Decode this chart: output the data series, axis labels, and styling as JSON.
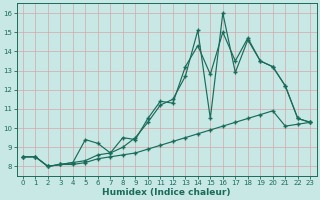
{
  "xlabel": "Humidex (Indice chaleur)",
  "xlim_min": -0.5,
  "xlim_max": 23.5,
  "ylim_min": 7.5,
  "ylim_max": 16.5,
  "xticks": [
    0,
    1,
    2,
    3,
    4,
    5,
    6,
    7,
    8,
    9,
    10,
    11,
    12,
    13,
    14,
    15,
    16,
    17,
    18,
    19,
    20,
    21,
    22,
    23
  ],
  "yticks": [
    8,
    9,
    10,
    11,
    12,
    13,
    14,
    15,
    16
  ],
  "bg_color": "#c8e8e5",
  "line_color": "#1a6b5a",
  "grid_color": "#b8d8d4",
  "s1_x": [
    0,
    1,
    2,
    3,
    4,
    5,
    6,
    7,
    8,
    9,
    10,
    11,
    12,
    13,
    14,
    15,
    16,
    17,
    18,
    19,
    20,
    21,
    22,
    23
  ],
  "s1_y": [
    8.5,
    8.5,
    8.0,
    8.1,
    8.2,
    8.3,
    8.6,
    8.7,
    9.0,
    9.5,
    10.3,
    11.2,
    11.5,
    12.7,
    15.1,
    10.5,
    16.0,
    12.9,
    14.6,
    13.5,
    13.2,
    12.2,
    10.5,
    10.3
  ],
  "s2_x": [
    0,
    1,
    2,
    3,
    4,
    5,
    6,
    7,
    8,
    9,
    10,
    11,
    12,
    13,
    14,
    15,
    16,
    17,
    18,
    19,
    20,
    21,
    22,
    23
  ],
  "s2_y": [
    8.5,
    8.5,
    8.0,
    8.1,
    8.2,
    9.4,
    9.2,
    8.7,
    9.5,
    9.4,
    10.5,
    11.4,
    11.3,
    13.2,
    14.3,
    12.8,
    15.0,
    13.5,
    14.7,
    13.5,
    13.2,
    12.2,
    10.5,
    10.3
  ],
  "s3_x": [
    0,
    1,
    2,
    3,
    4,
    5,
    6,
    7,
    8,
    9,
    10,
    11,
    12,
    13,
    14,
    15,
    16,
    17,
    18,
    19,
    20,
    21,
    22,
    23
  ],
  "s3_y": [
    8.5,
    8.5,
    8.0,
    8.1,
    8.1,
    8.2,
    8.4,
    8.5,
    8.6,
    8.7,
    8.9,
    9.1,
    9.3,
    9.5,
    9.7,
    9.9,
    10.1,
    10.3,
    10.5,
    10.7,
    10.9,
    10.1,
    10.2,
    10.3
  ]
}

• **Problem details**: Pictures don't belong in the copy. Transcribe every record exactly as it appears.

• **Reply**:
Decode this chart: output the data series, axis labels, and styling as JSON.
{
  "xlabel": "Humidex (Indice chaleur)",
  "xlim_min": -0.5,
  "xlim_max": 23.5,
  "ylim_min": 7.5,
  "ylim_max": 16.5,
  "xticks": [
    0,
    1,
    2,
    3,
    4,
    5,
    6,
    7,
    8,
    9,
    10,
    11,
    12,
    13,
    14,
    15,
    16,
    17,
    18,
    19,
    20,
    21,
    22,
    23
  ],
  "yticks": [
    8,
    9,
    10,
    11,
    12,
    13,
    14,
    15,
    16
  ],
  "bg_color": "#c8e8e5",
  "line_color": "#1a6b5a",
  "grid_color": "#b8d8d4",
  "s1_x": [
    0,
    1,
    2,
    3,
    4,
    5,
    6,
    7,
    8,
    9,
    10,
    11,
    12,
    13,
    14,
    15,
    16,
    17,
    18,
    19,
    20,
    21,
    22,
    23
  ],
  "s1_y": [
    8.5,
    8.5,
    8.0,
    8.1,
    8.2,
    8.3,
    8.6,
    8.7,
    9.0,
    9.5,
    10.3,
    11.2,
    11.5,
    12.7,
    15.1,
    10.5,
    16.0,
    12.9,
    14.6,
    13.5,
    13.2,
    12.2,
    10.5,
    10.3
  ],
  "s2_x": [
    0,
    1,
    2,
    3,
    4,
    5,
    6,
    7,
    8,
    9,
    10,
    11,
    12,
    13,
    14,
    15,
    16,
    17,
    18,
    19,
    20,
    21,
    22,
    23
  ],
  "s2_y": [
    8.5,
    8.5,
    8.0,
    8.1,
    8.2,
    9.4,
    9.2,
    8.7,
    9.5,
    9.4,
    10.5,
    11.4,
    11.3,
    13.2,
    14.3,
    12.8,
    15.0,
    13.5,
    14.7,
    13.5,
    13.2,
    12.2,
    10.5,
    10.3
  ],
  "s3_x": [
    0,
    1,
    2,
    3,
    4,
    5,
    6,
    7,
    8,
    9,
    10,
    11,
    12,
    13,
    14,
    15,
    16,
    17,
    18,
    19,
    20,
    21,
    22,
    23
  ],
  "s3_y": [
    8.5,
    8.5,
    8.0,
    8.1,
    8.1,
    8.2,
    8.4,
    8.5,
    8.6,
    8.7,
    8.9,
    9.1,
    9.3,
    9.5,
    9.7,
    9.9,
    10.1,
    10.3,
    10.5,
    10.7,
    10.9,
    10.1,
    10.2,
    10.3
  ]
}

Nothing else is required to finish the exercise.